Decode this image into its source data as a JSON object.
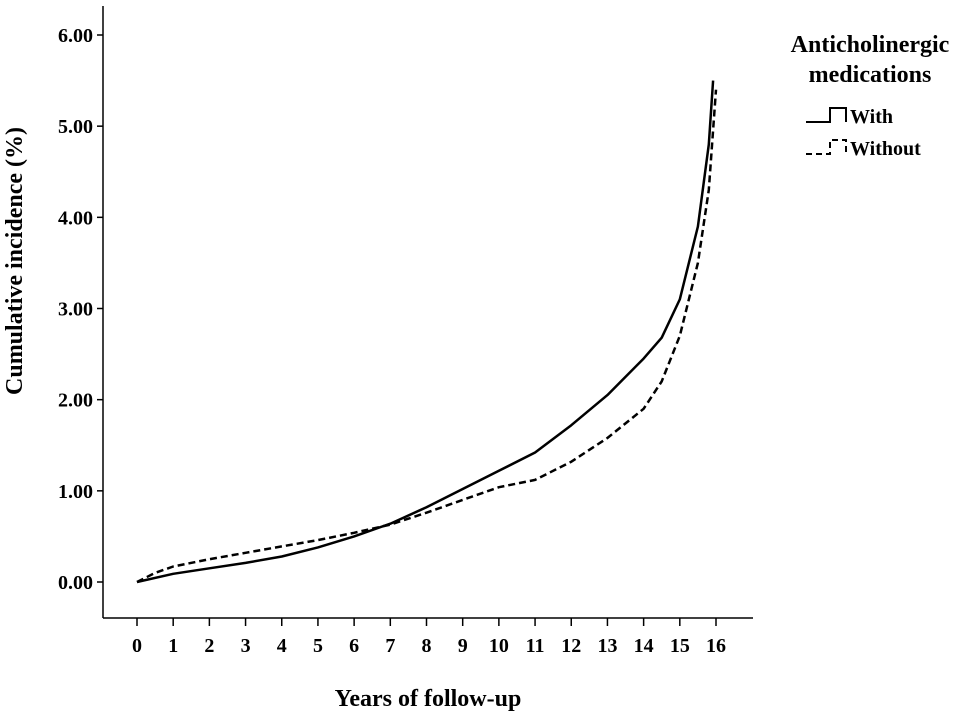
{
  "chart_data": {
    "type": "line",
    "title": "",
    "xlabel": "Years of follow-up",
    "ylabel": "Cumulative incidence (%)",
    "xlim": [
      0,
      16
    ],
    "ylim": [
      0,
      6
    ],
    "x_ticks": [
      "0",
      "1",
      "2",
      "3",
      "4",
      "5",
      "6",
      "7",
      "8",
      "9",
      "10",
      "11",
      "12",
      "13",
      "14",
      "15",
      "16"
    ],
    "y_ticks": [
      "0.00",
      "1.00",
      "2.00",
      "3.00",
      "4.00",
      "5.00",
      "6.00"
    ],
    "grid": false,
    "legend_placement": "right",
    "legend_title": "Anticholinergic medications",
    "legend_title_lines": [
      "Anticholinergic",
      "medications"
    ],
    "series": [
      {
        "name": "With",
        "style": "solid",
        "color": "#000000",
        "points": [
          [
            0,
            0
          ],
          [
            1,
            0.09
          ],
          [
            2,
            0.15
          ],
          [
            3,
            0.21
          ],
          [
            4,
            0.28
          ],
          [
            5,
            0.38
          ],
          [
            6,
            0.5
          ],
          [
            7,
            0.64
          ],
          [
            8,
            0.82
          ],
          [
            9,
            1.02
          ],
          [
            10,
            1.22
          ],
          [
            11,
            1.42
          ],
          [
            12,
            1.72
          ],
          [
            13,
            2.05
          ],
          [
            14,
            2.45
          ],
          [
            14.5,
            2.68
          ],
          [
            15,
            3.1
          ],
          [
            15.5,
            3.9
          ],
          [
            15.8,
            4.8
          ],
          [
            15.92,
            5.5
          ]
        ]
      },
      {
        "name": "Without",
        "style": "dashed",
        "color": "#000000",
        "points": [
          [
            0,
            0
          ],
          [
            0.5,
            0.1
          ],
          [
            1,
            0.17
          ],
          [
            2,
            0.25
          ],
          [
            3,
            0.32
          ],
          [
            4,
            0.39
          ],
          [
            5,
            0.46
          ],
          [
            6,
            0.54
          ],
          [
            7,
            0.63
          ],
          [
            8,
            0.76
          ],
          [
            9,
            0.9
          ],
          [
            10,
            1.04
          ],
          [
            11,
            1.12
          ],
          [
            12,
            1.32
          ],
          [
            13,
            1.58
          ],
          [
            14,
            1.9
          ],
          [
            14.5,
            2.2
          ],
          [
            15,
            2.7
          ],
          [
            15.5,
            3.5
          ],
          [
            15.8,
            4.3
          ],
          [
            16,
            5.4
          ]
        ]
      }
    ]
  }
}
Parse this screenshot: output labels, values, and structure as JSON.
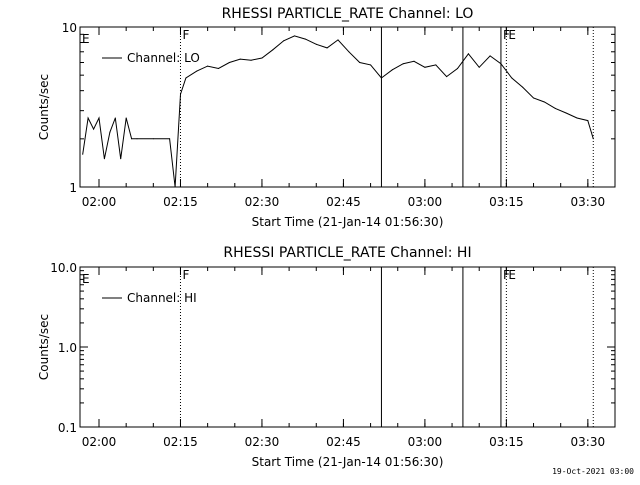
{
  "footer_stamp": "19-Oct-2021 03:00",
  "chart_data": [
    {
      "type": "line",
      "title": "RHESSI PARTICLE_RATE Channel: LO",
      "xlabel": "Start Time (21-Jan-14 01:56:30)",
      "ylabel": "Counts/sec",
      "yscale": "log",
      "ylim": [
        1,
        10
      ],
      "y_ticks": [
        "1",
        "10"
      ],
      "xlim": [
        "01:56:30",
        "03:35:00"
      ],
      "x_ticks": [
        "02:00",
        "02:15",
        "02:30",
        "02:45",
        "03:00",
        "03:15",
        "03:30"
      ],
      "legend": {
        "placement": "top-left",
        "entries": [
          "Channel: LO"
        ]
      },
      "grid": false,
      "markers": [
        {
          "time": "02:15:00",
          "label": "F",
          "style": "dotted"
        },
        {
          "time": "03:14:00",
          "label": "F",
          "style": "solid"
        },
        {
          "time": "03:15:00",
          "label": "E",
          "style": "dotted"
        },
        {
          "time": "03:31:00",
          "label": "",
          "style": "dotted"
        }
      ],
      "edge_labels": [
        {
          "time": "01:56:30",
          "label": "E"
        }
      ],
      "lines": [
        {
          "time": "02:52:00",
          "style": "solid"
        },
        {
          "time": "03:07:00",
          "style": "solid"
        }
      ],
      "series": [
        {
          "name": "Channel: LO",
          "x": [
            "01:57:00",
            "01:58:00",
            "01:59:00",
            "02:00:00",
            "02:01:00",
            "02:02:00",
            "02:03:00",
            "02:04:00",
            "02:05:00",
            "02:06:00",
            "02:07:00",
            "02:10:00",
            "02:13:00",
            "02:14:00",
            "02:15:00",
            "02:16:00",
            "02:18:00",
            "02:20:00",
            "02:22:00",
            "02:24:00",
            "02:26:00",
            "02:28:00",
            "02:30:00",
            "02:32:00",
            "02:34:00",
            "02:36:00",
            "02:38:00",
            "02:40:00",
            "02:42:00",
            "02:44:00",
            "02:46:00",
            "02:48:00",
            "02:50:00",
            "02:52:00",
            "02:54:00",
            "02:56:00",
            "02:58:00",
            "03:00:00",
            "03:02:00",
            "03:04:00",
            "03:06:00",
            "03:08:00",
            "03:10:00",
            "03:12:00",
            "03:14:00",
            "03:16:00",
            "03:18:00",
            "03:20:00",
            "03:22:00",
            "03:24:00",
            "03:26:00",
            "03:28:00",
            "03:30:00",
            "03:31:00"
          ],
          "values": [
            1.6,
            2.7,
            2.3,
            2.7,
            1.5,
            2.2,
            2.7,
            1.5,
            2.7,
            2.0,
            2.0,
            2.0,
            2.0,
            1.0,
            3.8,
            4.8,
            5.3,
            5.7,
            5.5,
            6.0,
            6.3,
            6.2,
            6.4,
            7.2,
            8.2,
            8.8,
            8.4,
            7.8,
            7.4,
            8.3,
            7.0,
            6.0,
            5.8,
            4.8,
            5.4,
            5.9,
            6.1,
            5.6,
            5.8,
            4.9,
            5.5,
            6.8,
            5.6,
            6.6,
            5.9,
            4.8,
            4.2,
            3.6,
            3.4,
            3.1,
            2.9,
            2.7,
            2.6,
            2.0
          ]
        }
      ]
    },
    {
      "type": "line",
      "title": "RHESSI PARTICLE_RATE Channel: HI",
      "xlabel": "Start Time (21-Jan-14 01:56:30)",
      "ylabel": "Counts/sec",
      "yscale": "log",
      "ylim": [
        0.1,
        10
      ],
      "y_ticks": [
        "0.1",
        "1.0",
        "10.0"
      ],
      "xlim": [
        "01:56:30",
        "03:35:00"
      ],
      "x_ticks": [
        "02:00",
        "02:15",
        "02:30",
        "02:45",
        "03:00",
        "03:15",
        "03:30"
      ],
      "legend": {
        "placement": "top-left",
        "entries": [
          "Channel: HI"
        ]
      },
      "grid": false,
      "markers": [
        {
          "time": "02:15:00",
          "label": "F",
          "style": "dotted"
        },
        {
          "time": "03:14:00",
          "label": "F",
          "style": "solid"
        },
        {
          "time": "03:15:00",
          "label": "E",
          "style": "dotted"
        },
        {
          "time": "03:31:00",
          "label": "",
          "style": "dotted"
        }
      ],
      "edge_labels": [
        {
          "time": "01:56:30",
          "label": "E"
        }
      ],
      "lines": [
        {
          "time": "02:52:00",
          "style": "solid"
        },
        {
          "time": "03:07:00",
          "style": "solid"
        }
      ],
      "series": [
        {
          "name": "Channel: HI",
          "x": [],
          "values": []
        }
      ]
    }
  ]
}
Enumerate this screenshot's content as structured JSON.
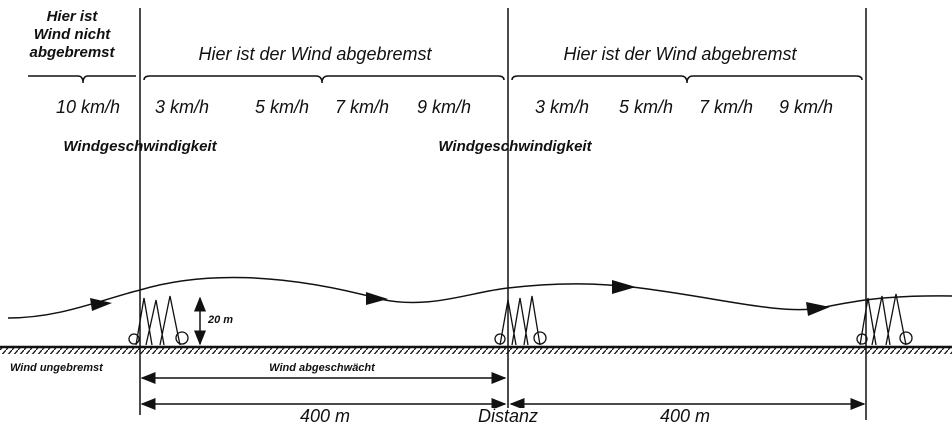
{
  "zones": [
    {
      "title": [
        "Hier ist",
        "Wind nicht",
        "abgebremst"
      ],
      "speeds": [
        "10 km/h"
      ]
    },
    {
      "title": "Hier ist der Wind abgebremst",
      "speeds": [
        "3 km/h",
        "5 km/h",
        "7 km/h",
        "9 km/h"
      ]
    },
    {
      "title": "Hier ist der Wind abgebremst",
      "speeds": [
        "3 km/h",
        "5 km/h",
        "7 km/h",
        "9 km/h"
      ]
    }
  ],
  "speed_captions": [
    "Windgeschwindigkeit",
    "Windgeschwindigkeit"
  ],
  "tree_height": "20 m",
  "ground_labels": {
    "unbraked": "Wind ungebremst",
    "weakened": "Wind abgeschwächt"
  },
  "distances": [
    "400 m",
    "400 m"
  ],
  "distance_axis": "Distanz"
}
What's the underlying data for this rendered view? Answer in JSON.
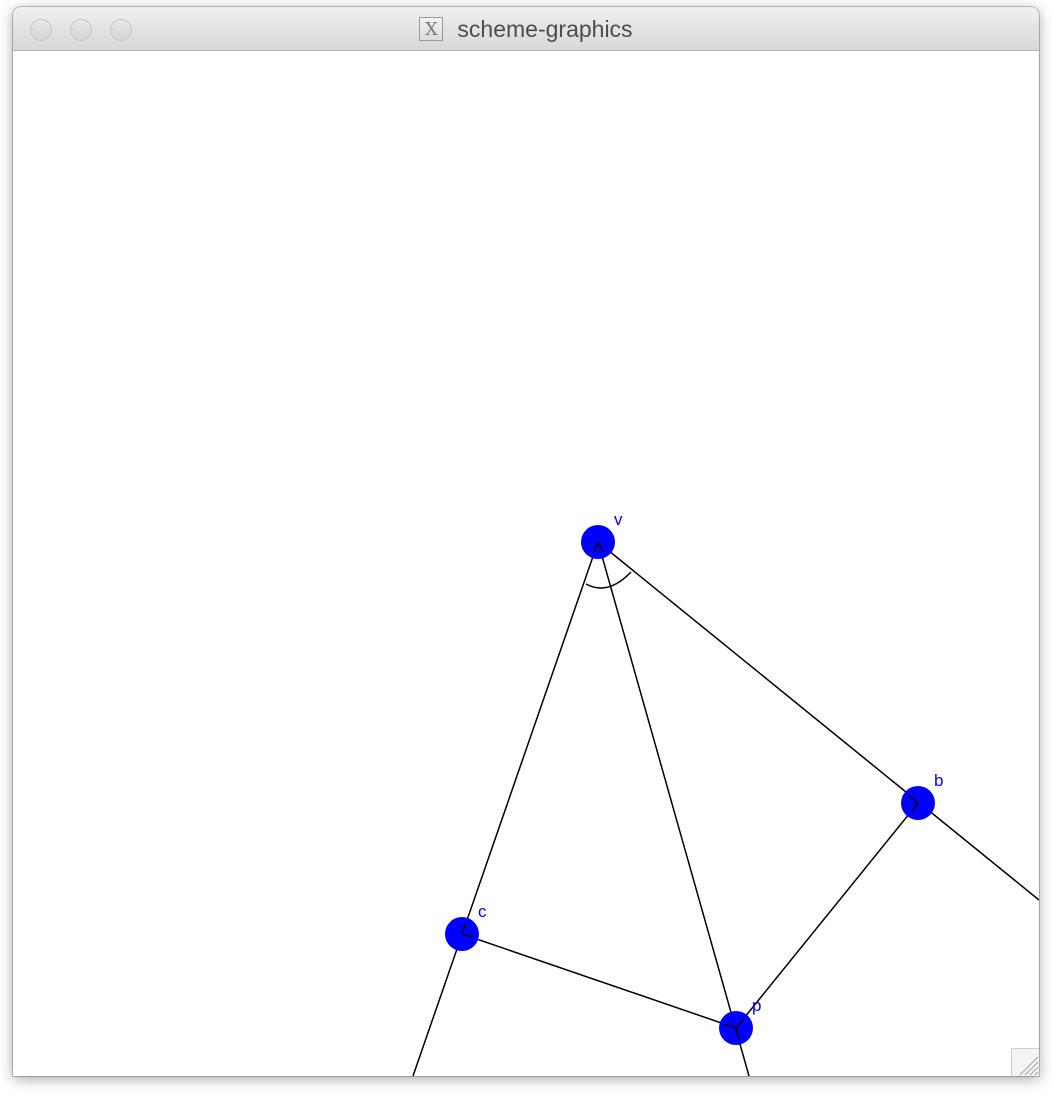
{
  "window": {
    "title": "scheme-graphics",
    "title_icon": "x11-icon",
    "title_icon_glyph": "X"
  },
  "canvas": {
    "background": "#ffffff",
    "point_color": "#0000ff",
    "line_color": "#000000",
    "points": [
      {
        "id": "v",
        "label": "v"
      },
      {
        "id": "b",
        "label": "b"
      },
      {
        "id": "c",
        "label": "c"
      },
      {
        "id": "p",
        "label": "p"
      }
    ]
  }
}
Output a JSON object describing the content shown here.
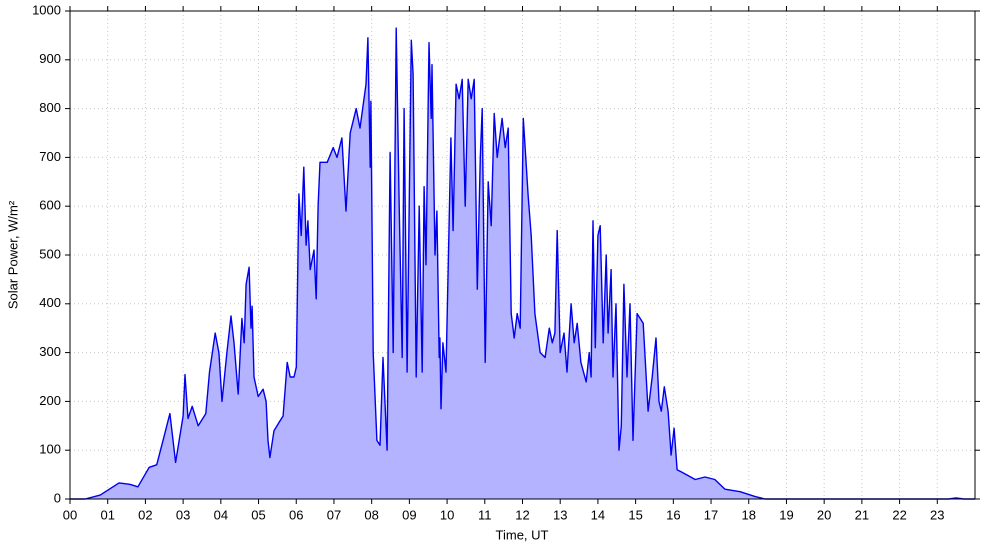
{
  "chart_data": {
    "type": "area",
    "x_label": "Time, UT",
    "y_label": "Solar Power, W/m²",
    "color": "#0000ee",
    "fill_color": "#b3b3ff",
    "grid": true,
    "xlim": [
      0,
      24
    ],
    "ylim": [
      0,
      1000
    ],
    "xticks": [
      {
        "value": 0,
        "label": "00"
      },
      {
        "value": 1,
        "label": "01"
      },
      {
        "value": 2,
        "label": "02"
      },
      {
        "value": 3,
        "label": "03"
      },
      {
        "value": 4,
        "label": "04"
      },
      {
        "value": 5,
        "label": "05"
      },
      {
        "value": 6,
        "label": "06"
      },
      {
        "value": 7,
        "label": "07"
      },
      {
        "value": 8,
        "label": "08"
      },
      {
        "value": 9,
        "label": "09"
      },
      10,
      11,
      12,
      13,
      14,
      15,
      16,
      17,
      18,
      19,
      20,
      21,
      22,
      23
    ],
    "yticks": [
      0,
      100,
      200,
      300,
      400,
      500,
      600,
      700,
      800,
      900,
      1000
    ],
    "x": [
      0,
      0.4,
      0.8,
      1.3,
      1.6,
      1.8,
      2.1,
      2.3,
      2.5,
      2.65,
      2.8,
      3.0,
      3.05,
      3.13,
      3.24,
      3.4,
      3.6,
      3.7,
      3.85,
      3.95,
      4.03,
      4.16,
      4.27,
      4.35,
      4.46,
      4.56,
      4.62,
      4.67,
      4.75,
      4.8,
      4.83,
      4.88,
      4.99,
      5.12,
      5.2,
      5.25,
      5.3,
      5.41,
      5.57,
      5.65,
      5.76,
      5.84,
      5.94,
      6.0,
      6.07,
      6.13,
      6.2,
      6.26,
      6.31,
      6.37,
      6.47,
      6.53,
      6.58,
      6.63,
      6.82,
      6.98,
      7.08,
      7.21,
      7.32,
      7.43,
      7.59,
      7.69,
      7.85,
      7.9,
      7.96,
      7.98,
      8.04,
      8.14,
      8.22,
      8.3,
      8.41,
      8.49,
      8.57,
      8.65,
      8.73,
      8.81,
      8.86,
      8.94,
      9.05,
      9.1,
      9.18,
      9.26,
      9.34,
      9.39,
      9.44,
      9.52,
      9.58,
      9.6,
      9.68,
      9.73,
      9.79,
      9.81,
      9.84,
      9.89,
      9.97,
      10.1,
      10.16,
      10.24,
      10.32,
      10.4,
      10.48,
      10.56,
      10.64,
      10.72,
      10.8,
      10.88,
      10.93,
      11.01,
      11.09,
      11.17,
      11.25,
      11.33,
      11.46,
      11.54,
      11.62,
      11.7,
      11.78,
      11.86,
      11.94,
      12.02,
      12.15,
      12.23,
      12.33,
      12.47,
      12.6,
      12.71,
      12.79,
      12.86,
      12.92,
      13.0,
      13.1,
      13.18,
      13.29,
      13.37,
      13.45,
      13.55,
      13.69,
      13.77,
      13.82,
      13.87,
      13.93,
      14.0,
      14.06,
      14.14,
      14.22,
      14.27,
      14.35,
      14.4,
      14.48,
      14.56,
      14.62,
      14.69,
      14.77,
      14.85,
      14.93,
      15.04,
      15.2,
      15.33,
      15.44,
      15.54,
      15.62,
      15.68,
      15.76,
      15.86,
      15.94,
      16.02,
      16.1,
      16.23,
      16.58,
      16.84,
      17.1,
      17.37,
      17.77,
      18.17,
      18.43,
      23.3,
      23.5,
      23.7,
      24
    ],
    "values": [
      0,
      0,
      8,
      33,
      30,
      25,
      65,
      70,
      130,
      175,
      75,
      170,
      255,
      165,
      190,
      150,
      175,
      260,
      340,
      300,
      200,
      300,
      375,
      320,
      215,
      370,
      320,
      440,
      475,
      350,
      395,
      250,
      210,
      225,
      200,
      120,
      85,
      140,
      160,
      170,
      280,
      250,
      250,
      270,
      625,
      540,
      680,
      520,
      570,
      470,
      510,
      410,
      600,
      690,
      690,
      720,
      700,
      740,
      590,
      750,
      800,
      760,
      850,
      945,
      680,
      815,
      300,
      120,
      110,
      290,
      100,
      710,
      300,
      965,
      600,
      290,
      800,
      260,
      940,
      870,
      250,
      600,
      260,
      640,
      480,
      935,
      780,
      890,
      500,
      590,
      290,
      330,
      185,
      320,
      260,
      740,
      550,
      850,
      820,
      860,
      600,
      860,
      820,
      860,
      430,
      700,
      800,
      280,
      650,
      560,
      790,
      700,
      780,
      720,
      760,
      380,
      330,
      380,
      350,
      780,
      620,
      540,
      380,
      300,
      290,
      350,
      320,
      340,
      550,
      300,
      340,
      260,
      400,
      320,
      360,
      280,
      240,
      300,
      250,
      570,
      310,
      540,
      560,
      320,
      500,
      340,
      470,
      250,
      400,
      100,
      150,
      440,
      250,
      400,
      120,
      380,
      360,
      180,
      250,
      330,
      200,
      180,
      230,
      180,
      90,
      145,
      60,
      55,
      40,
      45,
      40,
      20,
      15,
      5,
      0,
      0,
      2,
      0,
      0
    ]
  }
}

## SHORT TASK
Find the string "RHESSI" in the listing and return every line that holds it.

## EXERCISE RESULT
      "title": "RHESSI PARTICLE_RATE Channel: LO",
      "title": "RHESSI PARTICLE_RATE Channel: HI",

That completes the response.